>> start TASK MATERIAL

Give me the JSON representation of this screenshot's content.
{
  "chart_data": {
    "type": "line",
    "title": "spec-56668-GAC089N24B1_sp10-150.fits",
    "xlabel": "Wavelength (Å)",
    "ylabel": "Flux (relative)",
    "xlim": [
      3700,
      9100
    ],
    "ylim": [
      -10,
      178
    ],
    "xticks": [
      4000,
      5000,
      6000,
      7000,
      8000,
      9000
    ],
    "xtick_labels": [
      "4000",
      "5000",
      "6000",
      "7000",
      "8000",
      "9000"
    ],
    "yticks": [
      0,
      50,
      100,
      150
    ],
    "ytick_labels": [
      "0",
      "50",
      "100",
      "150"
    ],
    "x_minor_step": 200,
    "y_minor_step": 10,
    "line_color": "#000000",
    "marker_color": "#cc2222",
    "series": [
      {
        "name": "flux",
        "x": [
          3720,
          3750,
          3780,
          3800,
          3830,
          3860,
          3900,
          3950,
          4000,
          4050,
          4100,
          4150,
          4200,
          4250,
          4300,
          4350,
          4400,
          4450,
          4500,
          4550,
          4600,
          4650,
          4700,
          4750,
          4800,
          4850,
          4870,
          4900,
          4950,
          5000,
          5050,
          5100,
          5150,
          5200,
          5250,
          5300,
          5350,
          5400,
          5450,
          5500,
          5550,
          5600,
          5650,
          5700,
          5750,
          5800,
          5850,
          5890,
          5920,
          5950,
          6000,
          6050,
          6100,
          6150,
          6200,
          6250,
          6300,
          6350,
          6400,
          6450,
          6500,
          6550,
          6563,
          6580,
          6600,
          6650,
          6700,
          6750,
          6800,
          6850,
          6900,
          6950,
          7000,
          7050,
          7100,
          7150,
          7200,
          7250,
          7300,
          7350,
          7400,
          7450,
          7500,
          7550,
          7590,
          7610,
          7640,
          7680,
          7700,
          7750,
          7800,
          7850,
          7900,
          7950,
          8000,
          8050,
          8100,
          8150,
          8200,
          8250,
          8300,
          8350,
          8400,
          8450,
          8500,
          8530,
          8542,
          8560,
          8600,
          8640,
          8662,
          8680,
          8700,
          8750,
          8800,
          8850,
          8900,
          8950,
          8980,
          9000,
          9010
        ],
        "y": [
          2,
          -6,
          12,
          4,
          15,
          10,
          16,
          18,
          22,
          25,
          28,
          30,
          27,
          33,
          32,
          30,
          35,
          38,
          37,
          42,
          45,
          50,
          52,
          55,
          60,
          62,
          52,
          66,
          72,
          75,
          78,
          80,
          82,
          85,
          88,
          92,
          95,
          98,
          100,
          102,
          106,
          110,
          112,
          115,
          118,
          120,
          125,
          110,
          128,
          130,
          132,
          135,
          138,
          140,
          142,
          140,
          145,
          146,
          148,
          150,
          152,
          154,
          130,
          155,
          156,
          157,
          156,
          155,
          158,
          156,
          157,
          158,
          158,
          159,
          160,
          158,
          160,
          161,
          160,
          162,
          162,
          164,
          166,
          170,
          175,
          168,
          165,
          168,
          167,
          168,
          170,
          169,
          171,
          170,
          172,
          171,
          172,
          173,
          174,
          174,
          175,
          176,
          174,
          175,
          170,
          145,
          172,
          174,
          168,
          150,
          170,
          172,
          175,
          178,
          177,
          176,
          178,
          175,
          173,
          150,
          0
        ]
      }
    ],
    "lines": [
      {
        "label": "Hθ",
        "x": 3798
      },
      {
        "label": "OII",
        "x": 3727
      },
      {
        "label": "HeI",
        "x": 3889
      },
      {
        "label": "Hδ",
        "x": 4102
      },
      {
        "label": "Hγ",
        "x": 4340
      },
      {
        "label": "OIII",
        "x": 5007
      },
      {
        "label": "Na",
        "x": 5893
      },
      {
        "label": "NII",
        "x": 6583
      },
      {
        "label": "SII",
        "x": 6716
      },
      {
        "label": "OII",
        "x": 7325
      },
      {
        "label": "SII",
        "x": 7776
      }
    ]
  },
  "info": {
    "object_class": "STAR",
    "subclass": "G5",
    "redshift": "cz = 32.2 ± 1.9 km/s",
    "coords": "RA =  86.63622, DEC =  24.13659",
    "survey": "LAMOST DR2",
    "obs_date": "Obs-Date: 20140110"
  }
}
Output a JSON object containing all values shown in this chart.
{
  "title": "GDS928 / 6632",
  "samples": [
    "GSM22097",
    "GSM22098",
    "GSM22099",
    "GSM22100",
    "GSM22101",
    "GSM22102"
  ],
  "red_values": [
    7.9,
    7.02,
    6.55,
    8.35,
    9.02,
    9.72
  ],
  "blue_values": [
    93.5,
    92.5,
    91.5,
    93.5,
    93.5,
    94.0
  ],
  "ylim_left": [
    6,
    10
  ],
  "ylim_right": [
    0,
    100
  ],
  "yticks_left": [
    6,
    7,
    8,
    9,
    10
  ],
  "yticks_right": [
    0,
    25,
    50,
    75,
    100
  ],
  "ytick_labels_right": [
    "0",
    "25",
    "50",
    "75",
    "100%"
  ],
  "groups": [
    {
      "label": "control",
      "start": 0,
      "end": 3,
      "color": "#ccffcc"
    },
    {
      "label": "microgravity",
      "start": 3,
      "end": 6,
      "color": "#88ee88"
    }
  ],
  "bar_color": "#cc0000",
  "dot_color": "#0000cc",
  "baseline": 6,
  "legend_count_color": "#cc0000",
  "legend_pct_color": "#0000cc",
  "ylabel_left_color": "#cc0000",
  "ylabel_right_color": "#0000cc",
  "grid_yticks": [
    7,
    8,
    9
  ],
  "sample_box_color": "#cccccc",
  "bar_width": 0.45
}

>> end TASK MATERIAL

Using the listing, copy every line where the word "this" shows up.

## WORKED SOLUTION
Give me the JSON representation of this screenshot's content.
Output a JSON object containing all values shown in this chart.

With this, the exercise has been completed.